**Set task:** For each line below that contains the string "repartez", copy that line.

─── Supplied records

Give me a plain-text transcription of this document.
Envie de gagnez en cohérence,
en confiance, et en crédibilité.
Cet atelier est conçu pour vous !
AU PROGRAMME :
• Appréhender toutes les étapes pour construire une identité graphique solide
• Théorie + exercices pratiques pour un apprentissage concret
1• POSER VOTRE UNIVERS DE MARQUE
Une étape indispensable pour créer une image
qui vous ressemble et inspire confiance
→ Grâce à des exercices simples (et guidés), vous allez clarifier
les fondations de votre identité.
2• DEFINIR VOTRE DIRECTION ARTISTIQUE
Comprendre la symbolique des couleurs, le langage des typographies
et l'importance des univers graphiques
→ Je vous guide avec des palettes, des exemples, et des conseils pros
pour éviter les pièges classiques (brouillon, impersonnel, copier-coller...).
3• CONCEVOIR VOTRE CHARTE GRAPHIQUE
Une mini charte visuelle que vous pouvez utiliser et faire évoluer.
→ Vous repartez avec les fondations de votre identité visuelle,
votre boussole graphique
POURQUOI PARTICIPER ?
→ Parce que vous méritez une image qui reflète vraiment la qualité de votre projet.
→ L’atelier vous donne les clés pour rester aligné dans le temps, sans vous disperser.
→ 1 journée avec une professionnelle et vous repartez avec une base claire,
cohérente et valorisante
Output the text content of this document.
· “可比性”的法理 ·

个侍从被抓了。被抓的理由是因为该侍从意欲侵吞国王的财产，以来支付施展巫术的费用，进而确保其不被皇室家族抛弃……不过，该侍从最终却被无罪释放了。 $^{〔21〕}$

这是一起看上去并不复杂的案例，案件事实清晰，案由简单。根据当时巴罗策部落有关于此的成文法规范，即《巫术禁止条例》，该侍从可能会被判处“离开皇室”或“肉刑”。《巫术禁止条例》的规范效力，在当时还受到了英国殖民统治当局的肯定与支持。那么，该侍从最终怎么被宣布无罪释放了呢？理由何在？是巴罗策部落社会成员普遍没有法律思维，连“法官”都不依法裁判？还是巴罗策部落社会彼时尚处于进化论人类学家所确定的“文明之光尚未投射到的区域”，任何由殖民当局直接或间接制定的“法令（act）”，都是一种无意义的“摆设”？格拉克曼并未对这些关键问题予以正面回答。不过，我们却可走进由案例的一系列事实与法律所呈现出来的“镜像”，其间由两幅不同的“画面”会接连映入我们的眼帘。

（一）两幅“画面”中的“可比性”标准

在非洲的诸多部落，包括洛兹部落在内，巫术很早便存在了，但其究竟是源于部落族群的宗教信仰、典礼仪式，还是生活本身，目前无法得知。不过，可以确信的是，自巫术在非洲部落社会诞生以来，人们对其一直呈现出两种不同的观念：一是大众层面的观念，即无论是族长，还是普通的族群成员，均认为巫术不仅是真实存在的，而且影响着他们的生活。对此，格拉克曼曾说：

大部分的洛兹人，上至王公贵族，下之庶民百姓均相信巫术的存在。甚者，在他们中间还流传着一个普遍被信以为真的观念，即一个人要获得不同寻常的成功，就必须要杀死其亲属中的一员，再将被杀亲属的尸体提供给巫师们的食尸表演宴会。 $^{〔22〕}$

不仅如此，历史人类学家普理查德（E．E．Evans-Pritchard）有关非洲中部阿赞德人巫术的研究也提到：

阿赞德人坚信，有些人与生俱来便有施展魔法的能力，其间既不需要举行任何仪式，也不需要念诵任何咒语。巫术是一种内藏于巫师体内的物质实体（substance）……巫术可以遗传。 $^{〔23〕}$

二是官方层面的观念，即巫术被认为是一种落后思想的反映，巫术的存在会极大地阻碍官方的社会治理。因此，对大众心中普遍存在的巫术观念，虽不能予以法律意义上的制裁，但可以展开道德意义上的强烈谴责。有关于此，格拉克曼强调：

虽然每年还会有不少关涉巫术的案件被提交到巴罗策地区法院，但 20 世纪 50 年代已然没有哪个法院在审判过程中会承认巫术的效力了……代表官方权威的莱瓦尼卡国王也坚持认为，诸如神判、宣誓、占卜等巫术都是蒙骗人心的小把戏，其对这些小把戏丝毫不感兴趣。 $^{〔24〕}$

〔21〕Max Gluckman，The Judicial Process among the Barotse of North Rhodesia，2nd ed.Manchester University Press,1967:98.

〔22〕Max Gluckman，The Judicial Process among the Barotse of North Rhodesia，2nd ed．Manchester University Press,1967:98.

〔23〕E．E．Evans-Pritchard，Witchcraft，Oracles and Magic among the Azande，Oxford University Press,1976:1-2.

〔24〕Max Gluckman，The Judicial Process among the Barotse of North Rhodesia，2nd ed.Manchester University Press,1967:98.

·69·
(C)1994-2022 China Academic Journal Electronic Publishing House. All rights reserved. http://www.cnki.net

──────

**Written response:**
→ Vous repartez avec les fondations de votre identité visuelle,
→ 1 journée avec une professionnelle et vous repartez avec une base claire,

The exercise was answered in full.